*RECORDED DATA*

## start

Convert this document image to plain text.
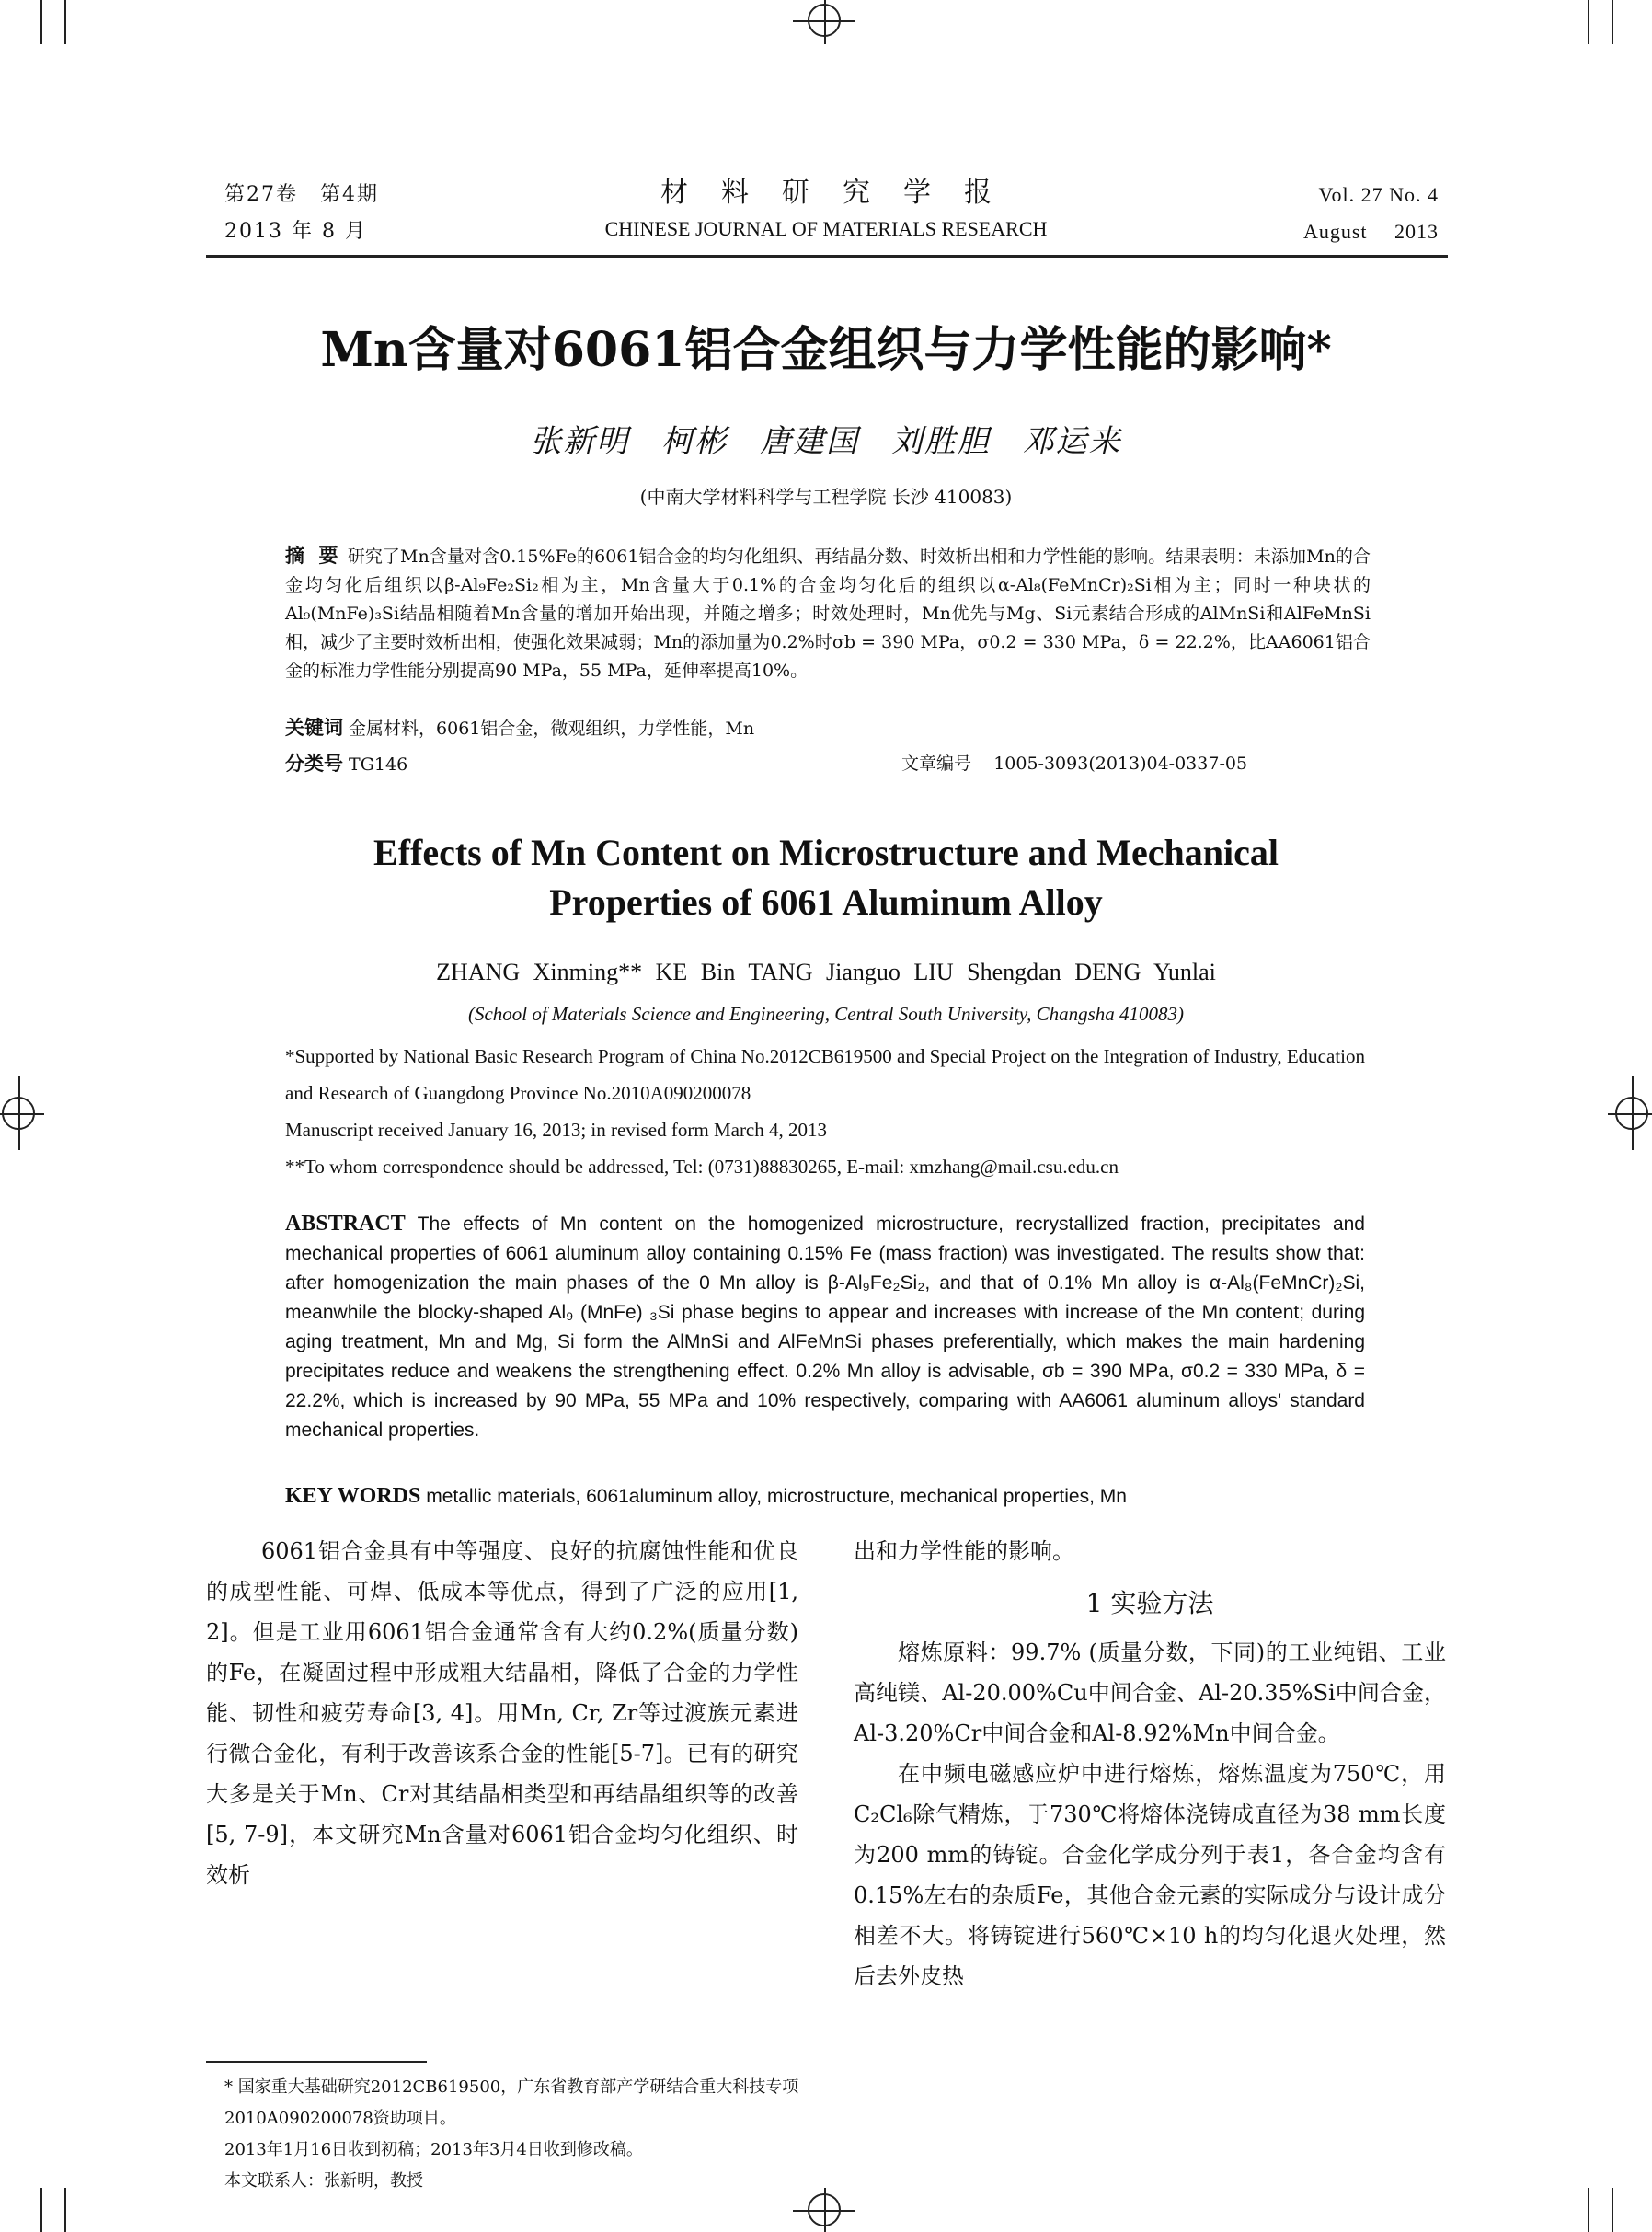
第27卷　第4期
2013 年 8 月
材料研究学报
CHINESE JOURNAL OF MATERIALS RESEARCH
Vol. 27 No. 4
August　 2013
Mn含量对6061铝合金组织与力学性能的影响*
张新明 柯彬 唐建国 刘胜胆 邓运来
(中南大学材料科学与工程学院 长沙 410083)
摘 要 研究了Mn含量对含0.15%Fe的6061铝合金的均匀化组织、再结晶分数、时效析出相和力学性能的影响。结果表明：未添加Mn的合金均匀化后组织以β-Al₉Fe₂Si₂相为主，Mn含量大于0.1%的合金均匀化后的组织以α-Al₈(FeMnCr)₂Si相为主；同时一种块状的Al₉(MnFe)₃Si结晶相随着Mn含量的增加开始出现，并随之增多；时效处理时，Mn优先与Mg、Si元素结合形成的AlMnSi和AlFeMnSi相，减少了主要时效析出相，使强化效果减弱；Mn的添加量为0.2%时σb = 390 MPa，σ0.2 = 330 MPa，δ = 22.2%，比AA6061铝合金的标准力学性能分别提高90 MPa，55 MPa，延伸率提高10%。
关键词 金属材料，6061铝合金，微观组织，力学性能，Mn
分类号 TG146	文章编号 1005-3093(2013)04-0337-05
Effects of Mn Content on Microstructure and Mechanical
Properties of 6061 Aluminum Alloy
ZHANG Xinming** KE Bin TANG Jianguo LIU Shengdan DENG Yunlai
(School of Materials Science and Engineering, Central South University, Changsha 410083)
*Supported by National Basic Research Program of China No.2012CB619500 and Special Project on the Integration of Industry, Education and Research of Guangdong Province No.2010A090200078
Manuscript received January 16, 2013; in revised form March 4, 2013
**To whom correspondence should be addressed, Tel: (0731)88830265, E-mail: xmzhang@mail.csu.edu.cn
ABSTRACT The effects of Mn content on the homogenized microstructure, recrystallized fraction, precipitates and mechanical properties of 6061 aluminum alloy containing 0.15% Fe (mass fraction) was investigated. The results show that: after homogenization the main phases of the 0 Mn alloy is β-Al₉Fe₂Si₂, and that of 0.1% Mn alloy is α-Al₈(FeMnCr)₂Si, meanwhile the blocky-shaped Al₉ (MnFe) ₃Si phase begins to appear and increases with increase of the Mn content; during aging treatment, Mn and Mg, Si form the AlMnSi and AlFeMnSi phases preferentially, which makes the main hardening precipitates reduce and weakens the strengthening effect. 0.2% Mn alloy is advisable, σb = 390 MPa, σ0.2 = 330 MPa, δ = 22.2%, which is increased by 90 MPa, 55 MPa and 10% respectively, comparing with AA6061 aluminum alloys' standard mechanical properties.
KEY WORDS metallic materials, 6061aluminum alloy, microstructure, mechanical properties, Mn

6061铝合金具有中等强度、良好的抗腐蚀性能和优良的成型性能、可焊、低成本等优点，得到了广泛的应用[1, 2]。但是工业用6061铝合金通常含有大约0.2%(质量分数)的Fe，在凝固过程中形成粗大结晶相，降低了合金的力学性能、韧性和疲劳寿命[3, 4]。用Mn, Cr, Zr等过渡族元素进行微合金化，有利于改善该系合金的性能[5-7]。已有的研究大多是关于Mn、Cr对其结晶相类型和再结晶组织等的改善[5, 7-9]，本文研究Mn含量对6061铝合金均匀化组织、时效析

出和力学性能的影响。

1 实验方法

熔炼原料：99.7% (质量分数，下同)的工业纯铝、工业高纯镁、Al-20.00%Cu中间合金、Al-20.35%Si中间合金，Al-3.20%Cr中间合金和Al-8.92%Mn中间合金。

在中频电磁感应炉中进行熔炼，熔炼温度为750℃，用C₂Cl₆除气精炼，于730℃将熔体浇铸成直径为38 mm长度为200 mm的铸锭。合金化学成分列于表1，各合金均含有0.15%左右的杂质Fe，其他合金元素的实际成分与设计成分相差不大。将铸锭进行560℃×10 h的均匀化退火处理，然后去外皮热

* 国家重大基础研究2012CB619500，广东省教育部产学研结合重大科技专项2010A090200078资助项目。

2013年1月16日收到初稿；2013年3月4日收到修改稿。

本文联系人：张新明，教授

## end

*TASK DIRECTIONS*
Ignore the images and quote every line of the listing exactly.

*WORKED SOLUTION*
Convert this document image to plain text.
第27卷　第4期
2013 年 8 月
材料研究学报
CHINESE JOURNAL OF MATERIALS RESEARCH
Vol. 27 No. 4
August　 2013
Mn含量对6061铝合金组织与力学性能的影响*
张新明 柯彬 唐建国 刘胜胆 邓运来
(中南大学材料科学与工程学院 长沙 410083)
摘 要 研究了Mn含量对含0.15%Fe的6061铝合金的均匀化组织、再结晶分数、时效析出相和力学性能的影响。结果表明：未添加Mn的合金均匀化后组织以β-Al₉Fe₂Si₂相为主，Mn含量大于0.1%的合金均匀化后的组织以α-Al₈(FeMnCr)₂Si相为主；同时一种块状的Al₉(MnFe)₃Si结晶相随着Mn含量的增加开始出现，并随之增多；时效处理时，Mn优先与Mg、Si元素结合形成的AlMnSi和AlFeMnSi相，减少了主要时效析出相，使强化效果减弱；Mn的添加量为0.2%时σb = 390 MPa，σ0.2 = 330 MPa，δ = 22.2%，比AA6061铝合金的标准力学性能分别提高90 MPa，55 MPa，延伸率提高10%。
关键词 金属材料，6061铝合金，微观组织，力学性能，Mn
分类号 TG146	文章编号 1005-3093(2013)04-0337-05
Effects of Mn Content on Microstructure and Mechanical
Properties of 6061 Aluminum Alloy
ZHANG Xinming** KE Bin TANG Jianguo LIU Shengdan DENG Yunlai
(School of Materials Science and Engineering, Central South University, Changsha 410083)
*Supported by National Basic Research Program of China No.2012CB619500 and Special Project on the Integration of Industry, Education and Research of Guangdong Province No.2010A090200078
Manuscript received January 16, 2013; in revised form March 4, 2013
**To whom correspondence should be addressed, Tel: (0731)88830265, E-mail: xmzhang@mail.csu.edu.cn
ABSTRACT The effects of Mn content on the homogenized microstructure, recrystallized fraction, precipitates and mechanical properties of 6061 aluminum alloy containing 0.15% Fe (mass fraction) was investigated. The results show that: after homogenization the main phases of the 0 Mn alloy is β-Al₉Fe₂Si₂, and that of 0.1% Mn alloy is α-Al₈(FeMnCr)₂Si, meanwhile the blocky-shaped Al₉ (MnFe) ₃Si phase begins to appear and increases with increase of the Mn content; during aging treatment, Mn and Mg, Si form the AlMnSi and AlFeMnSi phases preferentially, which makes the main hardening precipitates reduce and weakens the strengthening effect. 0.2% Mn alloy is advisable, σb = 390 MPa, σ0.2 = 330 MPa, δ = 22.2%, which is increased by 90 MPa, 55 MPa and 10% respectively, comparing with AA6061 aluminum alloys' standard mechanical properties.
KEY WORDS metallic materials, 6061aluminum alloy, microstructure, mechanical properties, Mn

6061铝合金具有中等强度、良好的抗腐蚀性能和优良的成型性能、可焊、低成本等优点，得到了广泛的应用[1, 2]。但是工业用6061铝合金通常含有大约0.2%(质量分数)的Fe，在凝固过程中形成粗大结晶相，降低了合金的力学性能、韧性和疲劳寿命[3, 4]。用Mn, Cr, Zr等过渡族元素进行微合金化，有利于改善该系合金的性能[5-7]。已有的研究大多是关于Mn、Cr对其结晶相类型和再结晶组织等的改善[5, 7-9]，本文研究Mn含量对6061铝合金均匀化组织、时效析

出和力学性能的影响。

1 实验方法

熔炼原料：99.7% (质量分数，下同)的工业纯铝、工业高纯镁、Al-20.00%Cu中间合金、Al-20.35%Si中间合金，Al-3.20%Cr中间合金和Al-8.92%Mn中间合金。

在中频电磁感应炉中进行熔炼，熔炼温度为750℃，用C₂Cl₆除气精炼，于730℃将熔体浇铸成直径为38 mm长度为200 mm的铸锭。合金化学成分列于表1，各合金均含有0.15%左右的杂质Fe，其他合金元素的实际成分与设计成分相差不大。将铸锭进行560℃×10 h的均匀化退火处理，然后去外皮热

* 国家重大基础研究2012CB619500，广东省教育部产学研结合重大科技专项2010A090200078资助项目。

2013年1月16日收到初稿；2013年3月4日收到修改稿。

本文联系人：张新明，教授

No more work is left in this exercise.